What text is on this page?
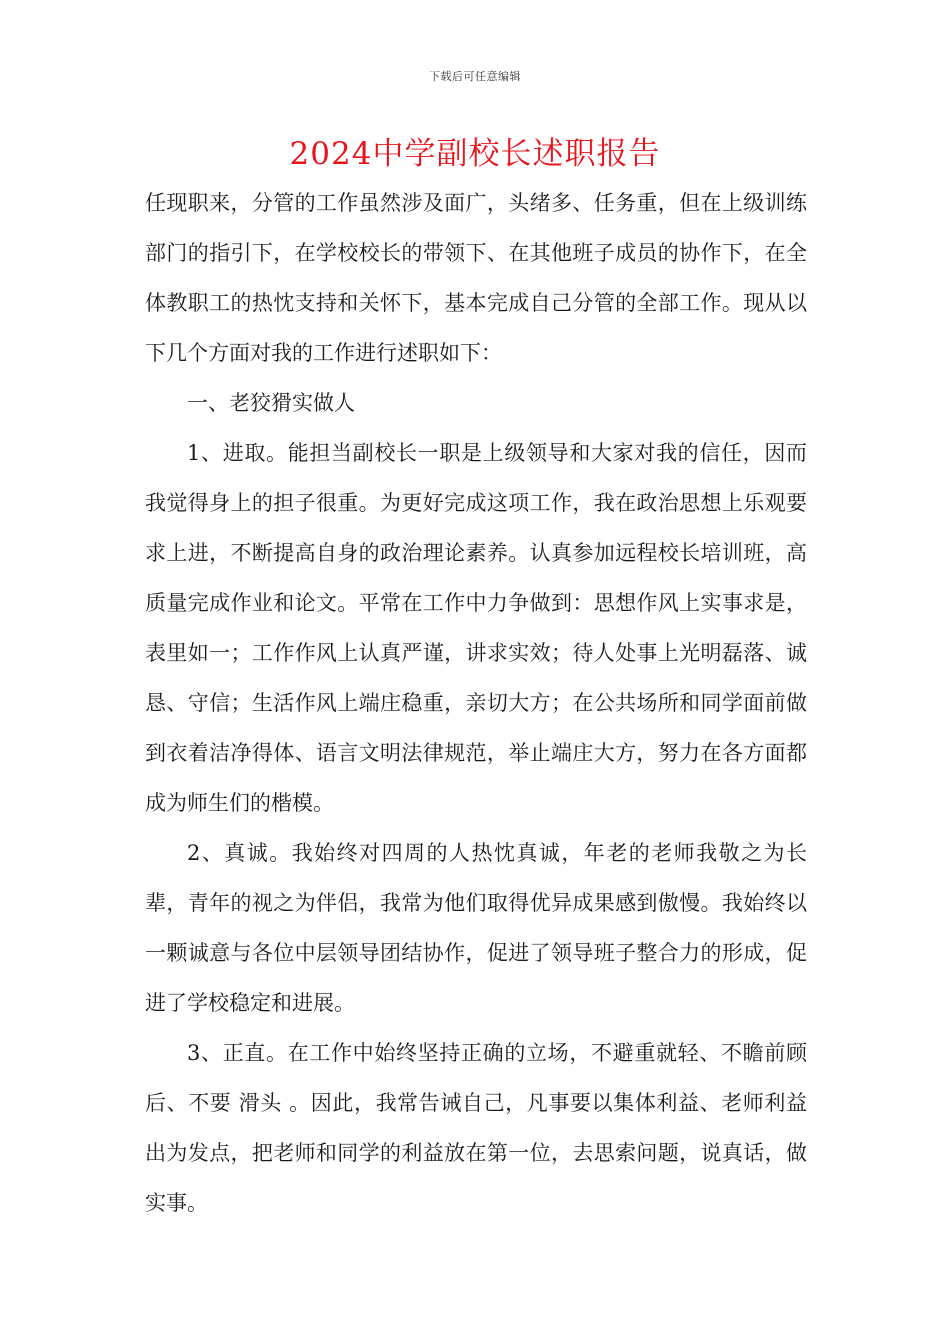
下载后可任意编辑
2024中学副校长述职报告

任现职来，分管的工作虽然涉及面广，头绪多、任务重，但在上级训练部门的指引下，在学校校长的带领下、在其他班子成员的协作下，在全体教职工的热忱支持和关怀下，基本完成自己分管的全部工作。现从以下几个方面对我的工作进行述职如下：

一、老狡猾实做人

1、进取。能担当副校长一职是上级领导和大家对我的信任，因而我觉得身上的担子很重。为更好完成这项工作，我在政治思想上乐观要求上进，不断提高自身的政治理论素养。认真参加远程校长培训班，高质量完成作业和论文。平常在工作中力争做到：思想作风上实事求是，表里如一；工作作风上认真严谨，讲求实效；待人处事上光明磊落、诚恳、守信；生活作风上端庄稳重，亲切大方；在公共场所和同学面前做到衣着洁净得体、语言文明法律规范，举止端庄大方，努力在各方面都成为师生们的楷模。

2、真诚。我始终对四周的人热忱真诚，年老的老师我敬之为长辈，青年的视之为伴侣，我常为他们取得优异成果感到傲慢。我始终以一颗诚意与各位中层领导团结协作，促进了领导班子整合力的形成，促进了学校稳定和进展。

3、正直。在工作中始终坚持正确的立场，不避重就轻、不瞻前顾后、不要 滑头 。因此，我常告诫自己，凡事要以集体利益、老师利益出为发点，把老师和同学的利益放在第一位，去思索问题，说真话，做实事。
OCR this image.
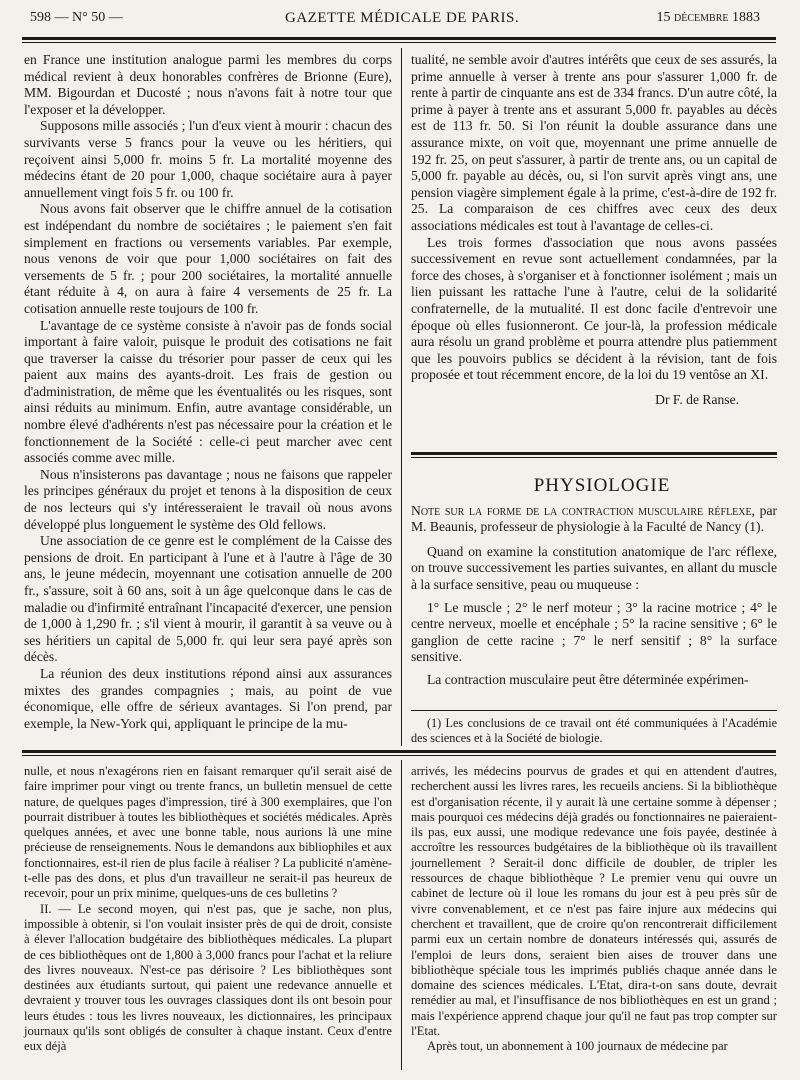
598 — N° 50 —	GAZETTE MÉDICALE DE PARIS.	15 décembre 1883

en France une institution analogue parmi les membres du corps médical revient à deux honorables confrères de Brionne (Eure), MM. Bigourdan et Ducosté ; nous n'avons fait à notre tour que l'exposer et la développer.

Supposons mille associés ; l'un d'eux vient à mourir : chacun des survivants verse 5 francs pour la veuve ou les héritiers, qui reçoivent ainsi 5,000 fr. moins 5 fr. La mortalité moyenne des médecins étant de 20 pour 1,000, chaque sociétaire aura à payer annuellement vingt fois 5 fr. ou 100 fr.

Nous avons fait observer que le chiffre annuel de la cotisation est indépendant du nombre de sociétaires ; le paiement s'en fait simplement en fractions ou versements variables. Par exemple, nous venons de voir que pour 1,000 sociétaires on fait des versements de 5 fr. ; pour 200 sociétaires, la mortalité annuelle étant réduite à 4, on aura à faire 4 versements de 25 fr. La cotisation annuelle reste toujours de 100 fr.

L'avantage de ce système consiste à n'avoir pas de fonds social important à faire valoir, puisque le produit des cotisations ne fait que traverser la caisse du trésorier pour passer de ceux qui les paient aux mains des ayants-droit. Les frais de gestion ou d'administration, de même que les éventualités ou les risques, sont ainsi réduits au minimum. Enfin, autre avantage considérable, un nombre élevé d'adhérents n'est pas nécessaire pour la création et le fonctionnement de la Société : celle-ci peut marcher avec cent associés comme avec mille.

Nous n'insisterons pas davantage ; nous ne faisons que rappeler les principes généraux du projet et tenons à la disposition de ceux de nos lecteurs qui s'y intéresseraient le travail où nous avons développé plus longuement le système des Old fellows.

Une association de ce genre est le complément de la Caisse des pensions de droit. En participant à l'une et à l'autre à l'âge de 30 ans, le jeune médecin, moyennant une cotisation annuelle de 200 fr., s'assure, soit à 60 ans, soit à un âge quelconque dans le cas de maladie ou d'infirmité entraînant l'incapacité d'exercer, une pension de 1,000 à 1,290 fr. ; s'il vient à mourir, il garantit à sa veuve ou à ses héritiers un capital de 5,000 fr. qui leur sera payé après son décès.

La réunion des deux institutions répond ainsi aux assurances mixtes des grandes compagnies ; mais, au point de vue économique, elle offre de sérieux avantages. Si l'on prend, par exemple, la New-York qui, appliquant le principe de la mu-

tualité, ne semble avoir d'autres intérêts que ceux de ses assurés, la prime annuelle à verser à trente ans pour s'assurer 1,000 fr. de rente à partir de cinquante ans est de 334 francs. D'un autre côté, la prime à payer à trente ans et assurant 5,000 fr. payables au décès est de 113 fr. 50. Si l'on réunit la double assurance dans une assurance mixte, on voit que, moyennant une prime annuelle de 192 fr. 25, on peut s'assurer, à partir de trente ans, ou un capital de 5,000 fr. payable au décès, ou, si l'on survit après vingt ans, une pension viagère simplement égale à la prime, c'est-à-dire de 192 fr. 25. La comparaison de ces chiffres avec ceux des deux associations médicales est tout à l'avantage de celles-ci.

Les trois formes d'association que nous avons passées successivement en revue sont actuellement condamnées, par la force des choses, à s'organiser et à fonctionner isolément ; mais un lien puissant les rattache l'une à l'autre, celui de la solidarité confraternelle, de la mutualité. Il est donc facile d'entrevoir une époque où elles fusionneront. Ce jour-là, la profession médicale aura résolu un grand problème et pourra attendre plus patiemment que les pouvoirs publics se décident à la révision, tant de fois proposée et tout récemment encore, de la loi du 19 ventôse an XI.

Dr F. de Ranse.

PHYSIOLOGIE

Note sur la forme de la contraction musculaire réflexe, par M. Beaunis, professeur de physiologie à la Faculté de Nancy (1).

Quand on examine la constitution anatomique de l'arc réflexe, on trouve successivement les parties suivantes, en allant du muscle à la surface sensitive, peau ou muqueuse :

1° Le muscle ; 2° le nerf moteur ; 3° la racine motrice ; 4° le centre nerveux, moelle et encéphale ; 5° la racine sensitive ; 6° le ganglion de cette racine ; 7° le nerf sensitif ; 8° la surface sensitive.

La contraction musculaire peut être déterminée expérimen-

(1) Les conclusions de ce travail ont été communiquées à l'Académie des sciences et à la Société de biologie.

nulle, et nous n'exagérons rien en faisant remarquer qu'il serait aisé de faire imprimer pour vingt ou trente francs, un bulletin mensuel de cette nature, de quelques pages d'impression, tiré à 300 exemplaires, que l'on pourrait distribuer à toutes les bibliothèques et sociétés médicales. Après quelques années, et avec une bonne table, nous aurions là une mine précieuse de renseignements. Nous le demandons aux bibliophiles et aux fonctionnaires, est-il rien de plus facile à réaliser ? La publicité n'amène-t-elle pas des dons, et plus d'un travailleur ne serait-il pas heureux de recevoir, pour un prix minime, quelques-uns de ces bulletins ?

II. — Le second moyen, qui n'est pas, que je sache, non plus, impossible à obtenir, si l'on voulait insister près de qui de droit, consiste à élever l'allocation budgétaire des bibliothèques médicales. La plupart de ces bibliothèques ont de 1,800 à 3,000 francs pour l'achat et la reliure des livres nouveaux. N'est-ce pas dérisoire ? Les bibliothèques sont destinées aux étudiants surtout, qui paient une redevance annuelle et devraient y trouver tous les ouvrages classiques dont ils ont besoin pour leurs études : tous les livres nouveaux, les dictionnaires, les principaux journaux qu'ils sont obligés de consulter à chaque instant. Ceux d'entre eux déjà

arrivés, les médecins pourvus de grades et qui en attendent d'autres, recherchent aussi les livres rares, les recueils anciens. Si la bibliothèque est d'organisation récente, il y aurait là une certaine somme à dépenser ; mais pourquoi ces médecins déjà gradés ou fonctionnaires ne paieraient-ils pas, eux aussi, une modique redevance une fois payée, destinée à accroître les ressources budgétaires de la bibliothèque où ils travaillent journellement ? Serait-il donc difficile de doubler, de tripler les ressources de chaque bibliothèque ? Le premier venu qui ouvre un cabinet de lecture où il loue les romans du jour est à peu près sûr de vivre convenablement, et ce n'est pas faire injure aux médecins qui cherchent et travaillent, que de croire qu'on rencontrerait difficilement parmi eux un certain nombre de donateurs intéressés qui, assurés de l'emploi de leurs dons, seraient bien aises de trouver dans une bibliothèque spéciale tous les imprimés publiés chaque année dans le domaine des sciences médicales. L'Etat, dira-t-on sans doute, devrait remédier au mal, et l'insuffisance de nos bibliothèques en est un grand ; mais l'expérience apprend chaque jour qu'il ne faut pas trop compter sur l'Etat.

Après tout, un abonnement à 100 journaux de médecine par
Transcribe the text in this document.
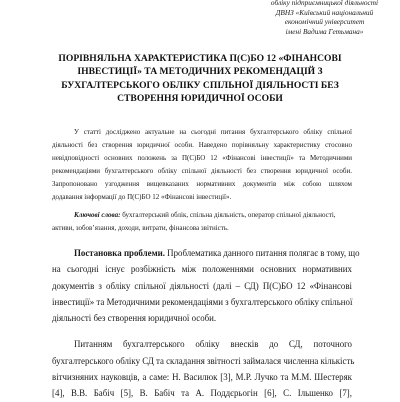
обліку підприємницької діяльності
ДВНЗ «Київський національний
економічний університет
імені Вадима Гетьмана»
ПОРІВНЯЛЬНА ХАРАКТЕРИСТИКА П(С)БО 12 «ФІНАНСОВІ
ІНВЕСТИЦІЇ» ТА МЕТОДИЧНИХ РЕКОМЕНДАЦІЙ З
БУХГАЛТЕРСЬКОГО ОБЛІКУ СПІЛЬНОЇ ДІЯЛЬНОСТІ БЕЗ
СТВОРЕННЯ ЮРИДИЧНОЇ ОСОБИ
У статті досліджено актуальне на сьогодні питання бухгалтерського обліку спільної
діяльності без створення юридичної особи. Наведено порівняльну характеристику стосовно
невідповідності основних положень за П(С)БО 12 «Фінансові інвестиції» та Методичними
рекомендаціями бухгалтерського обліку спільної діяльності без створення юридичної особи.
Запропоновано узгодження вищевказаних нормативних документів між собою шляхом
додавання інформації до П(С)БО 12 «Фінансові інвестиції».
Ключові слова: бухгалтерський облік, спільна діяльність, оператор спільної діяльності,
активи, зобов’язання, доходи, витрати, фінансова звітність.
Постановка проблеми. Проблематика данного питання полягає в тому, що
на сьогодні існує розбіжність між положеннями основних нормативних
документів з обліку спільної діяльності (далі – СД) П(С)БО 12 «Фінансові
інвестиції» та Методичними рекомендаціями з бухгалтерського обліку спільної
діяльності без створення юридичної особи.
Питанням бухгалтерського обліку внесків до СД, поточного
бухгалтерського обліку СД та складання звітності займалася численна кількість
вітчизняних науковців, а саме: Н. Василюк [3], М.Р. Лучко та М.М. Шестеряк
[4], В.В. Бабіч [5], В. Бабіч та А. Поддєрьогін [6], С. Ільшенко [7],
___
▶ GIVEN REQUEST
Look through the entries and find each line that has the string "Методичними". Copy those lines.

▶ FULL ANSWER
невідповідності основних положень за П(С)БО 12 «Фінансові інвестиції» та Методичними
інвестиції» та Методичними рекомендаціями з бухгалтерського обліку спільної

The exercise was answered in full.